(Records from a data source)
-- Start --

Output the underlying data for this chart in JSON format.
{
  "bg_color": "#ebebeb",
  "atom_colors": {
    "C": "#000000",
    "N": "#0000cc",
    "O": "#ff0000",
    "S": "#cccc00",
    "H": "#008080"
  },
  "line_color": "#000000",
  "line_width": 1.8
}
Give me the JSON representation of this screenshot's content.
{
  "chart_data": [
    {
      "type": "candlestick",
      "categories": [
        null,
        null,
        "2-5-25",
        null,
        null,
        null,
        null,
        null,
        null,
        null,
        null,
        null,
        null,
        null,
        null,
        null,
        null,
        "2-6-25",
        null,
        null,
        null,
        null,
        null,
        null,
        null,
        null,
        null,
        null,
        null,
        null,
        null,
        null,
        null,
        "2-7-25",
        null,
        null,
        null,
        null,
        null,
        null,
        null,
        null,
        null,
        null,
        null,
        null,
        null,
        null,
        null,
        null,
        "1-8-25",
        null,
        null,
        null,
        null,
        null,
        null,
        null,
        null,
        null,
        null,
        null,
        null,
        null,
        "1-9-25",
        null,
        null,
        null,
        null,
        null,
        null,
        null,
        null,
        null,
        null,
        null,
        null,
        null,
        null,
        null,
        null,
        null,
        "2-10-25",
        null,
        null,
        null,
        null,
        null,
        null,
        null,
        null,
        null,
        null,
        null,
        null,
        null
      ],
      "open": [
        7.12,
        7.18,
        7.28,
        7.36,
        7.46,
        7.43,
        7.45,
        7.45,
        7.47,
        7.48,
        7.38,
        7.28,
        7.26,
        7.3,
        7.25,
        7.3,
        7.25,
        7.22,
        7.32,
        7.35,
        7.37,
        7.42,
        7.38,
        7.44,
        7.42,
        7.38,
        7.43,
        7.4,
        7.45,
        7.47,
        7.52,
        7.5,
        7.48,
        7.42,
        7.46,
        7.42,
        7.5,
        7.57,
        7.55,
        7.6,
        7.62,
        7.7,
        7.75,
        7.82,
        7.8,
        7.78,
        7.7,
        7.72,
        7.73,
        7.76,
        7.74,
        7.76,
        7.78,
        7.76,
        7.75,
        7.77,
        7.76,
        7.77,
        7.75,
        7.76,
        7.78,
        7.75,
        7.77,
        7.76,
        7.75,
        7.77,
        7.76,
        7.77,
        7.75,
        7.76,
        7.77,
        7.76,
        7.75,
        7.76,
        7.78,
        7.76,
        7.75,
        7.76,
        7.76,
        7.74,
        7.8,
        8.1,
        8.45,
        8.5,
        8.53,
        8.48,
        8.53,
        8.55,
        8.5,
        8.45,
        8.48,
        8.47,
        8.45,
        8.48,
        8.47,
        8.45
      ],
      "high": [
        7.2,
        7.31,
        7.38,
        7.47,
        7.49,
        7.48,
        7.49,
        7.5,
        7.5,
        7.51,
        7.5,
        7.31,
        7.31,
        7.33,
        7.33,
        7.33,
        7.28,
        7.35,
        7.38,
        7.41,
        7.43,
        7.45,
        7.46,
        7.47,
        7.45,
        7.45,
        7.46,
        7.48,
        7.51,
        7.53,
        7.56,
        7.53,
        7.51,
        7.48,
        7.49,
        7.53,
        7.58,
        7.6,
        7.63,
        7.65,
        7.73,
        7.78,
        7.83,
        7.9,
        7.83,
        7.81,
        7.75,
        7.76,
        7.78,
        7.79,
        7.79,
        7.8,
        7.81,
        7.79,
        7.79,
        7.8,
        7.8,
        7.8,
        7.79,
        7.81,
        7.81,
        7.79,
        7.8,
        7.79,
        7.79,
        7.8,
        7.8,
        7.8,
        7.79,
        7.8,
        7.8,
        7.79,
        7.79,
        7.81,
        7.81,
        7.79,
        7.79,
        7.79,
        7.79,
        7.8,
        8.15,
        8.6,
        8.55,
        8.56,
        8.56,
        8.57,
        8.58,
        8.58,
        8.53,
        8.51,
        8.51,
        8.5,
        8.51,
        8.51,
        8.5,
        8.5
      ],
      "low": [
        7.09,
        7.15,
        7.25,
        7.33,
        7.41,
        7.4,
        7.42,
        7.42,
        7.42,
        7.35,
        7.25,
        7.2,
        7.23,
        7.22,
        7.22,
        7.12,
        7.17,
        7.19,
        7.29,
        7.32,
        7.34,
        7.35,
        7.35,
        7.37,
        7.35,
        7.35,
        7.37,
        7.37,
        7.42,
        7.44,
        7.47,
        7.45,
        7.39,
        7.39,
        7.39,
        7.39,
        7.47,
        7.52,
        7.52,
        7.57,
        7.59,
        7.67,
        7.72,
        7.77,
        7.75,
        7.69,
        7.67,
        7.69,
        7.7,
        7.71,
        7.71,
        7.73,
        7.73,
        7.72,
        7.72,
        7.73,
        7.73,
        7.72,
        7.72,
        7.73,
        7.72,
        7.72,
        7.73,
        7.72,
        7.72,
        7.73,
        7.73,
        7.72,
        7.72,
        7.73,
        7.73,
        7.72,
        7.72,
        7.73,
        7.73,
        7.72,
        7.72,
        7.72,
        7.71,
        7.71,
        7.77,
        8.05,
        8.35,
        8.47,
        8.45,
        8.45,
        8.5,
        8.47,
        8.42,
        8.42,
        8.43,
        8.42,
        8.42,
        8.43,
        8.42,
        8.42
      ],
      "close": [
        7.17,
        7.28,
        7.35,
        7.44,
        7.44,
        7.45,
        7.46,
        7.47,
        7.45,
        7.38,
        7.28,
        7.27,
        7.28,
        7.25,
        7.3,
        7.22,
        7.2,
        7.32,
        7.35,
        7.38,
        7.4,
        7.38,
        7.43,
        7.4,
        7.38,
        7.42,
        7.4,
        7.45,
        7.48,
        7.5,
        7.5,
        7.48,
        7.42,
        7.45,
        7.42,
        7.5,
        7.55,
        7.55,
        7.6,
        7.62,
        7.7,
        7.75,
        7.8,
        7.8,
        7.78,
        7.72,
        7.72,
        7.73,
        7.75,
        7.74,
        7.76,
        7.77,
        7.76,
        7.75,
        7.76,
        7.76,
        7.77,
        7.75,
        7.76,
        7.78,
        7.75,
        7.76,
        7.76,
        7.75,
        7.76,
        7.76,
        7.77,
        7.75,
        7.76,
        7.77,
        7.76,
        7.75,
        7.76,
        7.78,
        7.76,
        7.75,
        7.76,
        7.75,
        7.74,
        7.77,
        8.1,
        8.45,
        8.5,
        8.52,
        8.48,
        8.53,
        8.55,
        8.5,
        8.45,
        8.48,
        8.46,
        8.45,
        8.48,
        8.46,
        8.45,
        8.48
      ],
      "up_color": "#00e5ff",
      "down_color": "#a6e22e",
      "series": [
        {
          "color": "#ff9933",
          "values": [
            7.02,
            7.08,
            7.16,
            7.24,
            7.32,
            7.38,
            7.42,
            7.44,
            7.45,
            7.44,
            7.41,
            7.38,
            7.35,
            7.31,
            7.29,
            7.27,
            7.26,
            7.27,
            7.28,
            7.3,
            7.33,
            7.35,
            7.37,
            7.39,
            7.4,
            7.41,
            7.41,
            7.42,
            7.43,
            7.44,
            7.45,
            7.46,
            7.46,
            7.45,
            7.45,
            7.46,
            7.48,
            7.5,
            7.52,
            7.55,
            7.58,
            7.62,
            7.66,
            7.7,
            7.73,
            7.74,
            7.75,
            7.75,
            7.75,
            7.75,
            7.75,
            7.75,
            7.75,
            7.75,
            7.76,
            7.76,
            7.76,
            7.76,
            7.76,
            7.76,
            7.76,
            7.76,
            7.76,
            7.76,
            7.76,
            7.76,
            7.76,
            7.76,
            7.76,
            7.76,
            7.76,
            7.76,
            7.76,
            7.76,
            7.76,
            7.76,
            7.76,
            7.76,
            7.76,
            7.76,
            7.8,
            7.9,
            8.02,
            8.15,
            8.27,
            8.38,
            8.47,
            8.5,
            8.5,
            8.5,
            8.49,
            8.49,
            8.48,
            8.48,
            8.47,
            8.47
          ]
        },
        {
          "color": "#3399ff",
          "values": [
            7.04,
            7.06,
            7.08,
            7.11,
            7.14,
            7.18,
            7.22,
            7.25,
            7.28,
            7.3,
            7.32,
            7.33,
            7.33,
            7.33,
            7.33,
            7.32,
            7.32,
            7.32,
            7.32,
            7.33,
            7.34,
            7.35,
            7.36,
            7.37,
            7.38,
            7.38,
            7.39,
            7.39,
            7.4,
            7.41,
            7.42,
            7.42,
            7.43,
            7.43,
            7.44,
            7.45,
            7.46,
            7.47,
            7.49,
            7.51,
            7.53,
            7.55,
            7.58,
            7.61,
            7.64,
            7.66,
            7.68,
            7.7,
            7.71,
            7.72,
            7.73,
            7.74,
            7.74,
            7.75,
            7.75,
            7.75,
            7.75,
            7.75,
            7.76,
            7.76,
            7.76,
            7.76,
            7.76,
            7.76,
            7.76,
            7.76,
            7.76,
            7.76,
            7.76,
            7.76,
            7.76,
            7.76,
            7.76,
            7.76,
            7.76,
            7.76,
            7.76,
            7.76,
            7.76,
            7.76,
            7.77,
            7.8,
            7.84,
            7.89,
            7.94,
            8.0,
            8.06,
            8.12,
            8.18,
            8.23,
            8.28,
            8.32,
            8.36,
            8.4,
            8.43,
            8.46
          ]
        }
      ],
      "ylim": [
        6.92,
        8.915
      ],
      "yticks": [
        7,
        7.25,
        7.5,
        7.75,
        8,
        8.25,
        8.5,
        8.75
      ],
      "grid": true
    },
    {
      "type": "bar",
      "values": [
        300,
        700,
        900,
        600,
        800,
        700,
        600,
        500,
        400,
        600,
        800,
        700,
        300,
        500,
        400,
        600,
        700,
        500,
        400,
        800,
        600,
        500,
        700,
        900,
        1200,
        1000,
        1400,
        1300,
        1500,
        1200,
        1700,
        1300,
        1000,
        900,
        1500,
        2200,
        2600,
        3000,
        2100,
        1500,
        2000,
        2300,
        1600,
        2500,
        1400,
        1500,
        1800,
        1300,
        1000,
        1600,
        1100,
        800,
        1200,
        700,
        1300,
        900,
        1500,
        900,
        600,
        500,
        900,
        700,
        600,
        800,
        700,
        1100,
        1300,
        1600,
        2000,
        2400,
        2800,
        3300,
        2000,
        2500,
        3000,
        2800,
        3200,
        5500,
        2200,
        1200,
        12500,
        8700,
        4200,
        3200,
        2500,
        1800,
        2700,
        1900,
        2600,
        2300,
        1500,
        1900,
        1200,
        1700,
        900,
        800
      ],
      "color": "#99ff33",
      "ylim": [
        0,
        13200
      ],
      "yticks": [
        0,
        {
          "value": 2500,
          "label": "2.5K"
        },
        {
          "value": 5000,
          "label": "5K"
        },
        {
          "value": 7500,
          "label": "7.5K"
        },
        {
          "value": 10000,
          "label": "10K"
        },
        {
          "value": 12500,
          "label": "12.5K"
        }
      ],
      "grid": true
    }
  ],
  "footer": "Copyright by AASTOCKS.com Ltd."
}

-- End --

▶ **Written task**:
Pull out every line of the records above that contains the word "label".

▶ **Exercise response**:
          "label": "2.5K"
          "label": "5K"
          "label": "7.5K"
          "label": "10K"
          "label": "12.5K"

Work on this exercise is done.